══ Supplied data ══

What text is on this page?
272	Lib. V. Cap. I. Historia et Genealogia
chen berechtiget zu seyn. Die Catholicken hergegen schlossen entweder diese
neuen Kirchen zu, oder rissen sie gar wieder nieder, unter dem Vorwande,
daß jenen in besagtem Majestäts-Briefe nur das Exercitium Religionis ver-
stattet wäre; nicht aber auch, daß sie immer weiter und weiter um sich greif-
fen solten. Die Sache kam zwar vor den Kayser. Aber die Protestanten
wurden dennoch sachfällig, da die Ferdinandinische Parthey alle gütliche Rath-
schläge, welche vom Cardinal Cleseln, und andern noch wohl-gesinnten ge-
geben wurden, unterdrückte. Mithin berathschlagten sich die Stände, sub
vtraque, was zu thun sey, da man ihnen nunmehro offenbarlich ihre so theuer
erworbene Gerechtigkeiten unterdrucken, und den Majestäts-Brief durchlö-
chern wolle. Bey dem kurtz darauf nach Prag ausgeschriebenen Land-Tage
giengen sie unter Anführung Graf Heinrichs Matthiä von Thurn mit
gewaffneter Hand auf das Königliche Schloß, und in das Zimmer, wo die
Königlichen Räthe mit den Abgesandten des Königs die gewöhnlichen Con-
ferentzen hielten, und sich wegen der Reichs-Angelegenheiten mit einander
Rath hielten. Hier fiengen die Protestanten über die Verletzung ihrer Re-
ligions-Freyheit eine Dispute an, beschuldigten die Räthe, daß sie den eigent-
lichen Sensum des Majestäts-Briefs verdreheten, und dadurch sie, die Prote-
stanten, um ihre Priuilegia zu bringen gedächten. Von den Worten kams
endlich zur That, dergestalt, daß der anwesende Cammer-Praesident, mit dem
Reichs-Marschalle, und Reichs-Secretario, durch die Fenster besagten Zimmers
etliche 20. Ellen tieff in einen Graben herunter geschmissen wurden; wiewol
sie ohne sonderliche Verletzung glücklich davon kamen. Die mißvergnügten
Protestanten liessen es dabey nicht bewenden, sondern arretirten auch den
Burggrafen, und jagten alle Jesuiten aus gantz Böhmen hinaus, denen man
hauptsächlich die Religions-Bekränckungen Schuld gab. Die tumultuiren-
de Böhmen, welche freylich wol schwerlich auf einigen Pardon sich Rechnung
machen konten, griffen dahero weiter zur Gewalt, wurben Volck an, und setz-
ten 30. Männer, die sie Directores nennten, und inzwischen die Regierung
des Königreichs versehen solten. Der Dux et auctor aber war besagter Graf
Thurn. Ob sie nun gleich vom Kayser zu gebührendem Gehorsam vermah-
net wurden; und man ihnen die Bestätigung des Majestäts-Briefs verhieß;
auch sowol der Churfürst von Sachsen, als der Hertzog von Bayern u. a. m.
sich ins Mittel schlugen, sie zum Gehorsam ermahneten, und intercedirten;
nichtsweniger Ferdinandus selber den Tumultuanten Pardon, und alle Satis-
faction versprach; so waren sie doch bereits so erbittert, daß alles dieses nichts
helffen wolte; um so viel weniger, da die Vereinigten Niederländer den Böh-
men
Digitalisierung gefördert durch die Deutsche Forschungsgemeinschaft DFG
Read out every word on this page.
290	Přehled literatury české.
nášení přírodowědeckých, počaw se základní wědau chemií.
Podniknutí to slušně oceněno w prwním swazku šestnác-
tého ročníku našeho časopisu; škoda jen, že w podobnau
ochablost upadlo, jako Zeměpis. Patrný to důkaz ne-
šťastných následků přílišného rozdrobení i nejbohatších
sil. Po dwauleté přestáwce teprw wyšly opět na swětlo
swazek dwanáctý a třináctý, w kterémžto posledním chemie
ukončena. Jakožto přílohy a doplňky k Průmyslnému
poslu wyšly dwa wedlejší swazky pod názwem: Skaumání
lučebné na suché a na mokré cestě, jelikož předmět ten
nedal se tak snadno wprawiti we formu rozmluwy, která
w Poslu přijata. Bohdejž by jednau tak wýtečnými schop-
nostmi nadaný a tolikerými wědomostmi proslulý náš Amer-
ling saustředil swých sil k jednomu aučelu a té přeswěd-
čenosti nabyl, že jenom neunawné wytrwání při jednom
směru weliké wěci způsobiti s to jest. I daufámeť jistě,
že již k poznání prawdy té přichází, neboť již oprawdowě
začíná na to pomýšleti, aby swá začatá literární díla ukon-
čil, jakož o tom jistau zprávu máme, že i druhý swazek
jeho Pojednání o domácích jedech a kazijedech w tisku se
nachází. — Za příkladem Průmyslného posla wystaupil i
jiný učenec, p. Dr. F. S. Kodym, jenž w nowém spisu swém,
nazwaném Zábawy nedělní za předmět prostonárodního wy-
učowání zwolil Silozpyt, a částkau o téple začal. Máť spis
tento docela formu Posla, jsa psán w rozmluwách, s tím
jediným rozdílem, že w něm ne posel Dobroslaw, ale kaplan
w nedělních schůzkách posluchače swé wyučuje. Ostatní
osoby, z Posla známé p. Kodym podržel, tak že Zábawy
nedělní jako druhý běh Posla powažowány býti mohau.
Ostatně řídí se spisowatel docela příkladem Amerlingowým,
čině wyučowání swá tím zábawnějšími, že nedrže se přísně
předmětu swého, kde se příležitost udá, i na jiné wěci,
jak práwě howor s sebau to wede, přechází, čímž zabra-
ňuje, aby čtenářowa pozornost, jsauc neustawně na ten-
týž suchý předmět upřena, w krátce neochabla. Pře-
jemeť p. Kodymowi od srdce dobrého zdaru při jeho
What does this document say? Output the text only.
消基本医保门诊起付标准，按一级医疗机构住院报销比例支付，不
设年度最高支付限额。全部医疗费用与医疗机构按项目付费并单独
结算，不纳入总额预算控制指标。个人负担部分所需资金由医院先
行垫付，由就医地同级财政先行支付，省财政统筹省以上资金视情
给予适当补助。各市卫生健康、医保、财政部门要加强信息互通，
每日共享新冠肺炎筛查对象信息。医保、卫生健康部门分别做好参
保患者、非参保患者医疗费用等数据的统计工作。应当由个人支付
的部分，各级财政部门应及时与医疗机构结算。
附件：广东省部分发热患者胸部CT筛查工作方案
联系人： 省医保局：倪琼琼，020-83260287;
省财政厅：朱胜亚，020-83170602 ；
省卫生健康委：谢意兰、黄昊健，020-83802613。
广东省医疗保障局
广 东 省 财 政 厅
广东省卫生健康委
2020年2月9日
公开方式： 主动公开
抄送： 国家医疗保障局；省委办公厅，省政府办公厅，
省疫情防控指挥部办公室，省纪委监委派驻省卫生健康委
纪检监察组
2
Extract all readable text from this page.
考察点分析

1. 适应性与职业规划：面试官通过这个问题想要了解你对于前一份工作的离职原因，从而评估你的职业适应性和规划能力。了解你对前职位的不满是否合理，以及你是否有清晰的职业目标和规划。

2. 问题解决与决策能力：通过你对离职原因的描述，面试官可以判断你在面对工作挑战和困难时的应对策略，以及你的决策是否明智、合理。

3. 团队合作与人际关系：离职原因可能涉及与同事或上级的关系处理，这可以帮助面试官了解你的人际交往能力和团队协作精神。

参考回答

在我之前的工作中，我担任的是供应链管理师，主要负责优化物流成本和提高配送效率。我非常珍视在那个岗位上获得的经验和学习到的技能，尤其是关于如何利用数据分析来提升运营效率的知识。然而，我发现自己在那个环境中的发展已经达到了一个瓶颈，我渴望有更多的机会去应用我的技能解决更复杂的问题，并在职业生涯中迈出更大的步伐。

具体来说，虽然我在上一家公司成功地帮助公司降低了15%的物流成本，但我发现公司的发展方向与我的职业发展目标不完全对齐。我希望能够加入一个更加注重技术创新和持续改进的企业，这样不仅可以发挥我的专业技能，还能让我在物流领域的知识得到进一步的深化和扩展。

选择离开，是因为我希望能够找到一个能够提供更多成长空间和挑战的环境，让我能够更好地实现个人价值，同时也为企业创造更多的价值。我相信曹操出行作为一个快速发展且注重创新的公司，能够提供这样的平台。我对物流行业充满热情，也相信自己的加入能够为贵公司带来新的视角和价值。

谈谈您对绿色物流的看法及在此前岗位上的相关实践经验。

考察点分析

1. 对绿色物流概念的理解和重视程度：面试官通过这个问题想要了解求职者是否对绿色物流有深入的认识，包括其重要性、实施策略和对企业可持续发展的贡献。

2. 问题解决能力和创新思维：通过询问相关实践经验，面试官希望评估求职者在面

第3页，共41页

═══

Find all the lines containing "Majestäts" in the material, then copy them.

- _Task output_
daß jenen in besagtem Majestäts-Briefe nur das Exercitium Religionis ver-
erworbene Gerechtigkeiten unterdrucken, und den Majestäts-Brief durchlö-
lichen Sensum des Majestäts-Briefs verdreheten, und dadurch sie, die Prote-
net wurden; und man ihnen die Bestätigung des Majestäts-Briefs verhieß;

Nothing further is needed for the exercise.